Determine which lines of the records include the word "Imipenem", and copy them.

Excerpt from a dataset:
........

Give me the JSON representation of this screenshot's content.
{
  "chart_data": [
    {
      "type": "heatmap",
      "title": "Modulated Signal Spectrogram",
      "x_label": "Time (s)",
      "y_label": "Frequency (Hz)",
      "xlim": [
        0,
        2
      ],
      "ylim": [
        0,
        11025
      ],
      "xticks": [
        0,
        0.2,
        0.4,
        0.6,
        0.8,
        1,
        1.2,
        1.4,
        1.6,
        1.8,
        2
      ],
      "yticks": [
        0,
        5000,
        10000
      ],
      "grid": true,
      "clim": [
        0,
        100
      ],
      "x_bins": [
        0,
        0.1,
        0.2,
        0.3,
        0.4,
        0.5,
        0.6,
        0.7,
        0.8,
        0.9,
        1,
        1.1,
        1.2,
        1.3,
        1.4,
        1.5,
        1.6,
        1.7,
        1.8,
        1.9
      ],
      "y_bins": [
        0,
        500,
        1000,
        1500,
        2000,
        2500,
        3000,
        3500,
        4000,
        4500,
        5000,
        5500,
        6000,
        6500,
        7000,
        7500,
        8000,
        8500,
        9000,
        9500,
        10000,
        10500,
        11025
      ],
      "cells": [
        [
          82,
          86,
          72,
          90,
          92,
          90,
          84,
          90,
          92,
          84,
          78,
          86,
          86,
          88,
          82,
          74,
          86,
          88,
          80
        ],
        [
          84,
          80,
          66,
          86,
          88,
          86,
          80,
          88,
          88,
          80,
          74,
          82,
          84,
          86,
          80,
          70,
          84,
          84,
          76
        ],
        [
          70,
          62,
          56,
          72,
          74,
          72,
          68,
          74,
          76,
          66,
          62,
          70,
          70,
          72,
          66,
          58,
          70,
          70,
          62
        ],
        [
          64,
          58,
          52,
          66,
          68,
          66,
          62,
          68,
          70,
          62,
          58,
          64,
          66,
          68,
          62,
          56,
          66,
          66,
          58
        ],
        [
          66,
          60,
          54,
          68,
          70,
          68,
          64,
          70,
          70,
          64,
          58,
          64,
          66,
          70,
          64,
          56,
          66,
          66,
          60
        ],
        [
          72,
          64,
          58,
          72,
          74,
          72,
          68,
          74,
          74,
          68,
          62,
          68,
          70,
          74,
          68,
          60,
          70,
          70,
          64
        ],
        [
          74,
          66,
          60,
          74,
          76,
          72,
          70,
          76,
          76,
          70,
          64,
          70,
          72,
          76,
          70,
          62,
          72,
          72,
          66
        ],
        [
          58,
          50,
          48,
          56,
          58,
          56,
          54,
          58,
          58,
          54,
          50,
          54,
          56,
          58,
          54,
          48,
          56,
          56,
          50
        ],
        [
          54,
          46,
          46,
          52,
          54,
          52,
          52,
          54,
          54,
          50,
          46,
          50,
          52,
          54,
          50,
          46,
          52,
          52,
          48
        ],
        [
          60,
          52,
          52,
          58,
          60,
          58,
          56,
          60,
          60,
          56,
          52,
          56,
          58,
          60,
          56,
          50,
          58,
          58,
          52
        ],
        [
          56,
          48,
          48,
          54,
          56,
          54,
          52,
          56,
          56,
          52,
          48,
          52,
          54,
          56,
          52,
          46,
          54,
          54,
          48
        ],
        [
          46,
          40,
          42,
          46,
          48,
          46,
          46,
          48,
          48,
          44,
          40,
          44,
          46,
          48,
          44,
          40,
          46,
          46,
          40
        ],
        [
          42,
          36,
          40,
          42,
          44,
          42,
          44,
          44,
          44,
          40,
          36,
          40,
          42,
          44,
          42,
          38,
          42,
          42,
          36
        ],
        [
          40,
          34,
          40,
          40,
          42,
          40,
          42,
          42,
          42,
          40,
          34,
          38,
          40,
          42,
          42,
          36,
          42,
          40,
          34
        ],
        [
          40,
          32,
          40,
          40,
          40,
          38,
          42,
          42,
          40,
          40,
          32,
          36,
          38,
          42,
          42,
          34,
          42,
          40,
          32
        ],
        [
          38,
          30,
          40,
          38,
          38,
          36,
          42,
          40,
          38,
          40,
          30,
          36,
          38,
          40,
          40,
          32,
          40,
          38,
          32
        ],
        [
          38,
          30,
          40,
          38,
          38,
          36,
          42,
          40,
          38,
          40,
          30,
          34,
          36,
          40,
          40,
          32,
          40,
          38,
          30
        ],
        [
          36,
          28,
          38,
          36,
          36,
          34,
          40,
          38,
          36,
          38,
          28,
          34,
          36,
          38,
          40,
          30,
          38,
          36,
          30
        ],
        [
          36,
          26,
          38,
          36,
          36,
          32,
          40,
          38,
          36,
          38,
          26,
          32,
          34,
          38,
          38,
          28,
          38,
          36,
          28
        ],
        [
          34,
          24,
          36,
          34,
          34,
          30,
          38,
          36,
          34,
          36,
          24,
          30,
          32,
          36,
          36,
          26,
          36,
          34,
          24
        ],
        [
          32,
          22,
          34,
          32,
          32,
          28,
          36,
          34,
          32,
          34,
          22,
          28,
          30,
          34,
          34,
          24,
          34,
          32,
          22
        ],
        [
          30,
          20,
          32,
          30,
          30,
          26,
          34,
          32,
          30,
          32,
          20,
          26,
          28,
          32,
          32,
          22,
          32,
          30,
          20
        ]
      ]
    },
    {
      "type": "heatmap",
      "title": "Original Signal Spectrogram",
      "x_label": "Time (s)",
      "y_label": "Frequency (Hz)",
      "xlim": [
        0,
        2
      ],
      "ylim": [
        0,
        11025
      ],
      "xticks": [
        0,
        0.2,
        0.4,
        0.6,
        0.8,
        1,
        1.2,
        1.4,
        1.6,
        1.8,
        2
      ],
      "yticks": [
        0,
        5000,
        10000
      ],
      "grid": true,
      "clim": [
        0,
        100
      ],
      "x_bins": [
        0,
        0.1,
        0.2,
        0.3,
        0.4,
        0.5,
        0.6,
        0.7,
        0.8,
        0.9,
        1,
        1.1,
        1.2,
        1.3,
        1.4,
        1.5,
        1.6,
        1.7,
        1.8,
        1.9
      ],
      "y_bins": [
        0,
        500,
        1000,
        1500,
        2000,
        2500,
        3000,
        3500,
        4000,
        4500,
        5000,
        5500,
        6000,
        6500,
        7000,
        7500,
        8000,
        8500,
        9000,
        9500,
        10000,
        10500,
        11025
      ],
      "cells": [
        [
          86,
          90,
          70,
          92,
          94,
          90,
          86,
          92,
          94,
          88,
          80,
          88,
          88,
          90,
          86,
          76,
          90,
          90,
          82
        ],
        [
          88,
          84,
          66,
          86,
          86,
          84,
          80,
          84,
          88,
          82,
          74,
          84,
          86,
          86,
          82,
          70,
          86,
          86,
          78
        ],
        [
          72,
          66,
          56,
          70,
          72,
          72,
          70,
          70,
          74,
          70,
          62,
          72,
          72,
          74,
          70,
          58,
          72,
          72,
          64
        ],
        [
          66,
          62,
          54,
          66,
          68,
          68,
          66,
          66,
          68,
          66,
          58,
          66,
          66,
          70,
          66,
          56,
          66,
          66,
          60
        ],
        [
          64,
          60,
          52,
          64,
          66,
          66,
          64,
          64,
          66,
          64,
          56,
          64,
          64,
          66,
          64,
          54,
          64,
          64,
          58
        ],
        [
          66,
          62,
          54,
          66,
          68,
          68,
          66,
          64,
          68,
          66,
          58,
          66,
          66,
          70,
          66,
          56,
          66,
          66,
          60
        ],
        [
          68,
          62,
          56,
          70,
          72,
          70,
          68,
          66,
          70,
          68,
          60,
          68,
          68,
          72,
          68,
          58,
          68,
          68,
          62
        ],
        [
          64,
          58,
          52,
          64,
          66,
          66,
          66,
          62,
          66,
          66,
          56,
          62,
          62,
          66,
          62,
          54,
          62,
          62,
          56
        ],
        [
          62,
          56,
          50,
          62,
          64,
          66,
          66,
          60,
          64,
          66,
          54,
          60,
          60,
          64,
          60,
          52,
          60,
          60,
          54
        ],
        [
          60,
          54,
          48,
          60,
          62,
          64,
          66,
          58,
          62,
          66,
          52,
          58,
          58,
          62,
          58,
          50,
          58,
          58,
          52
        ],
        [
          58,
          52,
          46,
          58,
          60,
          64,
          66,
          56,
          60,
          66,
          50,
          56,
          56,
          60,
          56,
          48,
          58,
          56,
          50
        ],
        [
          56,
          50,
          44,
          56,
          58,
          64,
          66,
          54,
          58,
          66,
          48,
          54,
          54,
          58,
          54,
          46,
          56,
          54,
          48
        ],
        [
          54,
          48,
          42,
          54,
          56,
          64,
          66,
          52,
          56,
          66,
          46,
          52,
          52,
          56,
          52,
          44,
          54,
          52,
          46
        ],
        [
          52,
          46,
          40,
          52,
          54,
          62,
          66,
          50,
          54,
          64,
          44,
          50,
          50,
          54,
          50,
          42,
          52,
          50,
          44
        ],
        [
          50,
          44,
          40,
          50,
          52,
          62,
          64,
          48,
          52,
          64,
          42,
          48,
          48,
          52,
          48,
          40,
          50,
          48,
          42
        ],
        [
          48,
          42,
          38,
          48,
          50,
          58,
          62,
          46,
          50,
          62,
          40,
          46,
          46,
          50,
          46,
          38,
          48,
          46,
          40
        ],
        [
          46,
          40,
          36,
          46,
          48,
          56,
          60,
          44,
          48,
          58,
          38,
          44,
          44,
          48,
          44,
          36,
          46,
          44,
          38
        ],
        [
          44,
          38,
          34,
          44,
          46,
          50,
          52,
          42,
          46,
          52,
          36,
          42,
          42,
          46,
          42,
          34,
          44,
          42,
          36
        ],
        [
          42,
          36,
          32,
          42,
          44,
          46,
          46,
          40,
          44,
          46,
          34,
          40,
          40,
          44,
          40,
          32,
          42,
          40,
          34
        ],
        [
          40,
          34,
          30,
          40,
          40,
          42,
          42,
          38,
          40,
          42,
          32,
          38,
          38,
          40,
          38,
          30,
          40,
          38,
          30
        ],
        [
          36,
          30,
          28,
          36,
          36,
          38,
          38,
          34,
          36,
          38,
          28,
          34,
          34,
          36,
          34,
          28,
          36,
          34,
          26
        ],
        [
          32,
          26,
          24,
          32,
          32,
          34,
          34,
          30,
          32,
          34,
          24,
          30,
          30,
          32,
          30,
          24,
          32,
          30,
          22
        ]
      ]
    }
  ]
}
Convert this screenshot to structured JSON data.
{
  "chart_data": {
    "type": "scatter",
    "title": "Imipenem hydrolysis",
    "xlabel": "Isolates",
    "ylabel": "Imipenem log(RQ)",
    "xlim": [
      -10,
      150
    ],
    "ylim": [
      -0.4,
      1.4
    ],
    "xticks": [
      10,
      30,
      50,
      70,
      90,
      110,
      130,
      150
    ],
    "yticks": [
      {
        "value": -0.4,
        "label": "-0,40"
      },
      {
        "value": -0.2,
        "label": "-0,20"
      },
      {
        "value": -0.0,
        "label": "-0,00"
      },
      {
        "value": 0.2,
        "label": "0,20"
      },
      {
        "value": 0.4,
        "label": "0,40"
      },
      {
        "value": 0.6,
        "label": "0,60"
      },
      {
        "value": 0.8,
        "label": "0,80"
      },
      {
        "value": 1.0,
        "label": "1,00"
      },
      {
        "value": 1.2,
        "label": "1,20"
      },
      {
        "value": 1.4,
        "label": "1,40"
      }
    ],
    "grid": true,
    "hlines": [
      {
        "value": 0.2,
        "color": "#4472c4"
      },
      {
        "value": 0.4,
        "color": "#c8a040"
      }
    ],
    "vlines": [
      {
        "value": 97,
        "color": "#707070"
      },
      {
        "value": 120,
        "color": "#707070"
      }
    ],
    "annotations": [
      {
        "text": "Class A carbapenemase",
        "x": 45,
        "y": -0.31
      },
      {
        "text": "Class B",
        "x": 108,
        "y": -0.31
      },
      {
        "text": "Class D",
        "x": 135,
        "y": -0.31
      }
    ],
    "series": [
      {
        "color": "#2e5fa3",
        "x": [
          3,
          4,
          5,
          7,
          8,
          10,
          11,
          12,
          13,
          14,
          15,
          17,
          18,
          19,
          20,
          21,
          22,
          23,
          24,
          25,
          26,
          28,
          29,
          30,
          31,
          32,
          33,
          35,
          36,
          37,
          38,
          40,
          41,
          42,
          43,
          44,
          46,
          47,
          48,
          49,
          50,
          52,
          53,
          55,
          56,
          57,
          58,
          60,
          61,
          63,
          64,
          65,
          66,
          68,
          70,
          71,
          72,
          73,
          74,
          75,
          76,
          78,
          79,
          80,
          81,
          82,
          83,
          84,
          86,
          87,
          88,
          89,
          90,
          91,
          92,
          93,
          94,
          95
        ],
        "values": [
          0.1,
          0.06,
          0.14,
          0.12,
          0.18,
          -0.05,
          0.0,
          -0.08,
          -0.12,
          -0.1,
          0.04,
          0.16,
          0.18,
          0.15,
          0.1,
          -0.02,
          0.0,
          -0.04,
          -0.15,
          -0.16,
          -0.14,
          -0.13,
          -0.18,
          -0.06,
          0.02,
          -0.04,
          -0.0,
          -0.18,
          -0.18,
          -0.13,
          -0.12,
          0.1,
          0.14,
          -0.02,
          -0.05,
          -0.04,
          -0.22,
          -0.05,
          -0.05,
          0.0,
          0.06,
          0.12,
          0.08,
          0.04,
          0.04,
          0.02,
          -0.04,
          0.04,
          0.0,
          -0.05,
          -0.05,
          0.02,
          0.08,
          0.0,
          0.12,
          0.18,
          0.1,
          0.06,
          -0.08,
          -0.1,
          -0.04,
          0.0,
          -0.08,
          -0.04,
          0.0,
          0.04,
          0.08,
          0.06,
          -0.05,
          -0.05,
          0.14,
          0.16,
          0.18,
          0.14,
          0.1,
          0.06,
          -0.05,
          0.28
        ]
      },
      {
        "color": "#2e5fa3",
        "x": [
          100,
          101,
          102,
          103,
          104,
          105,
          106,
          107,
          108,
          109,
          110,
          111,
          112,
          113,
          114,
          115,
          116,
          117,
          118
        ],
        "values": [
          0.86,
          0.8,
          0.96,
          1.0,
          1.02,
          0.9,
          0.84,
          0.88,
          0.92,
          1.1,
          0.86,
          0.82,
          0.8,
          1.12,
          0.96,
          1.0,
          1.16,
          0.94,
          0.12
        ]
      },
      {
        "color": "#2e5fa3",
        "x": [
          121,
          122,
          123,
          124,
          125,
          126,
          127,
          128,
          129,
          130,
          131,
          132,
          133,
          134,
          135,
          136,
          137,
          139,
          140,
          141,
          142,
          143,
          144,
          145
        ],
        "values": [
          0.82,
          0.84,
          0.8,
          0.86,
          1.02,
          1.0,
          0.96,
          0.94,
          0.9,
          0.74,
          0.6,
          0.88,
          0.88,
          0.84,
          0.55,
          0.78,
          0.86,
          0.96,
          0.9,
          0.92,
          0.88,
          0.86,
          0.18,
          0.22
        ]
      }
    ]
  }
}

........

THE RESULT:
    "title": "Imipenem hydrolysis",
    "ylabel": "Imipenem log(RQ)",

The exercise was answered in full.